— Start of Material for the task —

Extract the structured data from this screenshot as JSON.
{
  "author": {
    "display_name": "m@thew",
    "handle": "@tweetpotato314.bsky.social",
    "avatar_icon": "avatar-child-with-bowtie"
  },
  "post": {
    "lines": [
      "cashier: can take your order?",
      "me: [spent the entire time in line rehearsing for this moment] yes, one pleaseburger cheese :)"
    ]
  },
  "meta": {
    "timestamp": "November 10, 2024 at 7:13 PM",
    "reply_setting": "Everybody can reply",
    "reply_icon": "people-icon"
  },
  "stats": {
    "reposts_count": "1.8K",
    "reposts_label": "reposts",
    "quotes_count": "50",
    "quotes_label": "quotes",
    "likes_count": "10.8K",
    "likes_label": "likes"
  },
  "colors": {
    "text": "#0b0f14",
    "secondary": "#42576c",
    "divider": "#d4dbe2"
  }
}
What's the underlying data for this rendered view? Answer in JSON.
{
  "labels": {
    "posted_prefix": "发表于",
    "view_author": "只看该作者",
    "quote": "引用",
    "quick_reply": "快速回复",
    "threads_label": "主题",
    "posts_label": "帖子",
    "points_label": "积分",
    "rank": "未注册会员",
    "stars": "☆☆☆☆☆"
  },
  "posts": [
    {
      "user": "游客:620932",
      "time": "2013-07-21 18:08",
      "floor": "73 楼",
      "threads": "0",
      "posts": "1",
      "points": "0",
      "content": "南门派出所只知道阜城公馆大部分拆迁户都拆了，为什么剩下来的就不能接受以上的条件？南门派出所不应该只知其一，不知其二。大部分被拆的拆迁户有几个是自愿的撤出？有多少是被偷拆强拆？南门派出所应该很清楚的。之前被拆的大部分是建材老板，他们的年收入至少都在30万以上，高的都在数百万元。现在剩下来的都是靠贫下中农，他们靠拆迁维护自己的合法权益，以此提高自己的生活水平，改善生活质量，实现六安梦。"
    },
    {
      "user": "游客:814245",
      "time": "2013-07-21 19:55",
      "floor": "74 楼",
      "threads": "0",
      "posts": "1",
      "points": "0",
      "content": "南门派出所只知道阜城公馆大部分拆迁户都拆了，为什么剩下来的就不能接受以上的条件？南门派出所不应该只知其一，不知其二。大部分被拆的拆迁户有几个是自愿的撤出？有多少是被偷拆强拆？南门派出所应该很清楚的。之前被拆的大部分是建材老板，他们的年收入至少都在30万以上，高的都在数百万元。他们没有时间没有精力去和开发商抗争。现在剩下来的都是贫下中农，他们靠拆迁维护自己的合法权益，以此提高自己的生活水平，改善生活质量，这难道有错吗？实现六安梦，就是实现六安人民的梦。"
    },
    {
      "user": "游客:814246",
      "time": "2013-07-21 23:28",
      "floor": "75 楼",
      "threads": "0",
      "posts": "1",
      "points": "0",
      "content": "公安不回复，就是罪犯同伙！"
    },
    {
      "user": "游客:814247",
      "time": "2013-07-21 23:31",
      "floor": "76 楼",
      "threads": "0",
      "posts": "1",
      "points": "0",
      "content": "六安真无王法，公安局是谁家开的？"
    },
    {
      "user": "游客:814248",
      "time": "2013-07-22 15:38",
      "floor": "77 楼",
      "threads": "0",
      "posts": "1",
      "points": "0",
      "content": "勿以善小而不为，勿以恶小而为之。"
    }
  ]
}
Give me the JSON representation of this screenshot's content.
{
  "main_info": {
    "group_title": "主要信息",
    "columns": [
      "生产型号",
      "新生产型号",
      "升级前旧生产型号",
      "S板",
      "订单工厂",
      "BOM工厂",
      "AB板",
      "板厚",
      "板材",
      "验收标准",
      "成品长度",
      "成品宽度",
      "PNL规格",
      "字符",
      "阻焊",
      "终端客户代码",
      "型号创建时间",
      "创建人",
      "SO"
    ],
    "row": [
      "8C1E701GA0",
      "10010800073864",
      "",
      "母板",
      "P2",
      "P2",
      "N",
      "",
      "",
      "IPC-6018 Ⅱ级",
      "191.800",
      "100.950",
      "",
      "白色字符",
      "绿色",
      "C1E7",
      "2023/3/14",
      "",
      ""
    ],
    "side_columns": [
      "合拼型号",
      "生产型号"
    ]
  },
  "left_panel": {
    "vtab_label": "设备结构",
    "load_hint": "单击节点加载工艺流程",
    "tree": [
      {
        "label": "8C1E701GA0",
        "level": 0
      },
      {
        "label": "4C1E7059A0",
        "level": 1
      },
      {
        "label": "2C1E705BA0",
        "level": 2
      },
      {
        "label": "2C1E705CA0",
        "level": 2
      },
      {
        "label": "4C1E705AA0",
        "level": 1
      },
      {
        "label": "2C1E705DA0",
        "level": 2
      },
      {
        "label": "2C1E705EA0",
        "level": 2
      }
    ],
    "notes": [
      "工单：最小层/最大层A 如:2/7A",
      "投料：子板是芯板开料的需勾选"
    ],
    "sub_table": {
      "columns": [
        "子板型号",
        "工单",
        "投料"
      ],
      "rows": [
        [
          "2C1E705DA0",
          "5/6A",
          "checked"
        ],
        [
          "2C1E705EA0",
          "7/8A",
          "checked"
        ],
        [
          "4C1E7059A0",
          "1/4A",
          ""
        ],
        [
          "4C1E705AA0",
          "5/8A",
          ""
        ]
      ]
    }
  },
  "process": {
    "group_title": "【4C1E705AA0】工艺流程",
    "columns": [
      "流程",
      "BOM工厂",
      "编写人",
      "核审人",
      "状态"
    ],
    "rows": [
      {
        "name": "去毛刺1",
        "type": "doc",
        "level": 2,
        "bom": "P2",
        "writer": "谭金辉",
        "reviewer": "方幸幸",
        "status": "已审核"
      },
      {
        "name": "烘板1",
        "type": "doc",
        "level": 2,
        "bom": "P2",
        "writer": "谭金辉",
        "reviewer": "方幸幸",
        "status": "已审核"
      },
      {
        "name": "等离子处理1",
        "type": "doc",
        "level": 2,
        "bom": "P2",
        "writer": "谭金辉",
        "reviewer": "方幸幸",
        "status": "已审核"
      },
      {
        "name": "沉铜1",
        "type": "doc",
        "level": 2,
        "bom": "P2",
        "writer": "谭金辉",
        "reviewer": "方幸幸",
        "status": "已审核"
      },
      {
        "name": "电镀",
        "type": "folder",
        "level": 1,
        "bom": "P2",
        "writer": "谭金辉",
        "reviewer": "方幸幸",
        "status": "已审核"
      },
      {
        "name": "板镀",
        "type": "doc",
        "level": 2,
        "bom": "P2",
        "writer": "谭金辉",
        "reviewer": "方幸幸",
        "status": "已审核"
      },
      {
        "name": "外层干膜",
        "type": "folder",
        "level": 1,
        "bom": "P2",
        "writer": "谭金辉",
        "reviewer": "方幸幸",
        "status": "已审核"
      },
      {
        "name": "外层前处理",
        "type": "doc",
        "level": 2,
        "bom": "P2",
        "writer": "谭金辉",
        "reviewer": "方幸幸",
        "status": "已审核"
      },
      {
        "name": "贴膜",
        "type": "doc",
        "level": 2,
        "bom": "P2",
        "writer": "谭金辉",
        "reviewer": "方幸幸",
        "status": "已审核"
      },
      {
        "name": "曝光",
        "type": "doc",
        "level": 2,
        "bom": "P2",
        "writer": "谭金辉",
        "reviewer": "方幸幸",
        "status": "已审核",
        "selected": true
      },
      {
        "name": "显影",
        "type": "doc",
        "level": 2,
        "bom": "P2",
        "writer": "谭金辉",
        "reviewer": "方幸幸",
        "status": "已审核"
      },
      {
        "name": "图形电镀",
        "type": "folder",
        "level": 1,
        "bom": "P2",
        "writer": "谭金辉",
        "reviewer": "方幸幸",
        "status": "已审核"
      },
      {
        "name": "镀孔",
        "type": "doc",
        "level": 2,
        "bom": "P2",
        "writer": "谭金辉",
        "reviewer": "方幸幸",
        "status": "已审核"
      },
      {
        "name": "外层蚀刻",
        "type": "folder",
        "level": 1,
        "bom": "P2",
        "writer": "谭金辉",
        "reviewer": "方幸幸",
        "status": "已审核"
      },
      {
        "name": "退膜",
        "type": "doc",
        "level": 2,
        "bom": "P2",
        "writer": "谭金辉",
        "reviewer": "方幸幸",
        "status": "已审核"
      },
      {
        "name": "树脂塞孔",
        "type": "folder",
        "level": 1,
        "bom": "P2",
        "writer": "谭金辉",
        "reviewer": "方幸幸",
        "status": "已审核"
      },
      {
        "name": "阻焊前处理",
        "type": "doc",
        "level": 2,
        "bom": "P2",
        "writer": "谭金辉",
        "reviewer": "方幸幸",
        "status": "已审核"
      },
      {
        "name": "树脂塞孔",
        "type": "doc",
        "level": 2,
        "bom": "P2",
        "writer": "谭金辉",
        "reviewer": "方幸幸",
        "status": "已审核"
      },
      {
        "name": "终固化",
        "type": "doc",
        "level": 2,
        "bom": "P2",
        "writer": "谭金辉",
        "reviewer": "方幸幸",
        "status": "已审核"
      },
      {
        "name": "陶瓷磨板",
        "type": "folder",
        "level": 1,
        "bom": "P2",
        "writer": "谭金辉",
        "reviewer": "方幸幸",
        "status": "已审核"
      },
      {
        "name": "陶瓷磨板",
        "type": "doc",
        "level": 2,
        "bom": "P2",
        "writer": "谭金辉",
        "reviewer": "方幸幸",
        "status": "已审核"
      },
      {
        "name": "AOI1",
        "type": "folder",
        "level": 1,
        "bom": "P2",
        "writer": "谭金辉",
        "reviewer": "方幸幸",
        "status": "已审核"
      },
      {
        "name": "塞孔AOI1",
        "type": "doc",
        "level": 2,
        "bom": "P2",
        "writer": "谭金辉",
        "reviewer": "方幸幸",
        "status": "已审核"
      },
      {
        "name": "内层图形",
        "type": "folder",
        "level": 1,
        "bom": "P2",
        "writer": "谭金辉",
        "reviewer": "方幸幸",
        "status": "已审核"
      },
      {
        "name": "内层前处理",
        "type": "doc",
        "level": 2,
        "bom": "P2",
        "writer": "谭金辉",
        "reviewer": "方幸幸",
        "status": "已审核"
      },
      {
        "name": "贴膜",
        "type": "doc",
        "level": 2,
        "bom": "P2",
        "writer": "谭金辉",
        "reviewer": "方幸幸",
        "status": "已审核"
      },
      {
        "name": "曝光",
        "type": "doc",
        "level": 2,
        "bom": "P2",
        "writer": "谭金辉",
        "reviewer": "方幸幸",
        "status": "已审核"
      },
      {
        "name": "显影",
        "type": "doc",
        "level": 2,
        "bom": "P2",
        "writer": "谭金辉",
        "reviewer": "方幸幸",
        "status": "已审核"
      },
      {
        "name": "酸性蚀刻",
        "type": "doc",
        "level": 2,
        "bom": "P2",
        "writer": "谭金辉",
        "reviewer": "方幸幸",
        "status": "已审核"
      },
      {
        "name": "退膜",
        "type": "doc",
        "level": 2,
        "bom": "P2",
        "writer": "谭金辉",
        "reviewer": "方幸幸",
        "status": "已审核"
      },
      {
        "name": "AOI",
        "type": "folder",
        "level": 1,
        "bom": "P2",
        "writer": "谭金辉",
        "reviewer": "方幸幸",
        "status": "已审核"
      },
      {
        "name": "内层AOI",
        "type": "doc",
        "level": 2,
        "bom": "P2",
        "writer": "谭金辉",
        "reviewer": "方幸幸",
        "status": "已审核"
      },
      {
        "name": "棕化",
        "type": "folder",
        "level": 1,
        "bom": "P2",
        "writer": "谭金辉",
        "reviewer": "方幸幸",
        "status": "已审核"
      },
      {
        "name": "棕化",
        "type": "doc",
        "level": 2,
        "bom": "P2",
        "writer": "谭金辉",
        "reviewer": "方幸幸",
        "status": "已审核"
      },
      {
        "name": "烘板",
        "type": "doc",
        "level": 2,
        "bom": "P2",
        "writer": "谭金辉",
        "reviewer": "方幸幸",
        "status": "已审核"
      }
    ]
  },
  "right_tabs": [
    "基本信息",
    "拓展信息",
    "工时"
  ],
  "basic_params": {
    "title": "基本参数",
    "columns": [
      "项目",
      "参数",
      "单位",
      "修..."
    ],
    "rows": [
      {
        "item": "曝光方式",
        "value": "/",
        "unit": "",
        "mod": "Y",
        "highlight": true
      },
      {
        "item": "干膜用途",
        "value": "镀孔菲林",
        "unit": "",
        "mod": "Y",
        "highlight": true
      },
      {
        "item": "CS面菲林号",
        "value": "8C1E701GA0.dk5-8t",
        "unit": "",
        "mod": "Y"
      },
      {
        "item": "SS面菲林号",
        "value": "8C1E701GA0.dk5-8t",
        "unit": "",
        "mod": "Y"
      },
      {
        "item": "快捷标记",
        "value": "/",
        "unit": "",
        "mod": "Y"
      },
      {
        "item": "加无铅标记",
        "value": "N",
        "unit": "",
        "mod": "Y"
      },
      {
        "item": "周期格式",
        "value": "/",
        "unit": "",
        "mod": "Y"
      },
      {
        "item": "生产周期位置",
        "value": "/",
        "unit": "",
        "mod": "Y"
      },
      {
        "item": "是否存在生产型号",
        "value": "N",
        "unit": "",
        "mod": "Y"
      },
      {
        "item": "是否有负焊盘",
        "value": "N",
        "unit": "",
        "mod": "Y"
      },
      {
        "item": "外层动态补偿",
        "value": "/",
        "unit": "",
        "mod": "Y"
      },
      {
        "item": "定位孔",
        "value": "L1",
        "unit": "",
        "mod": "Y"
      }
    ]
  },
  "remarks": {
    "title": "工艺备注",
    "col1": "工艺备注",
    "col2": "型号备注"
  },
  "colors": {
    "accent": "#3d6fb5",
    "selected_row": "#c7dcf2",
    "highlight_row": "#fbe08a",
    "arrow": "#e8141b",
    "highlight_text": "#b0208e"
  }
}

— End of Material for the task —

Task description =
How many of the lines above hold "item"? Answer with only the number.

Final answer =
12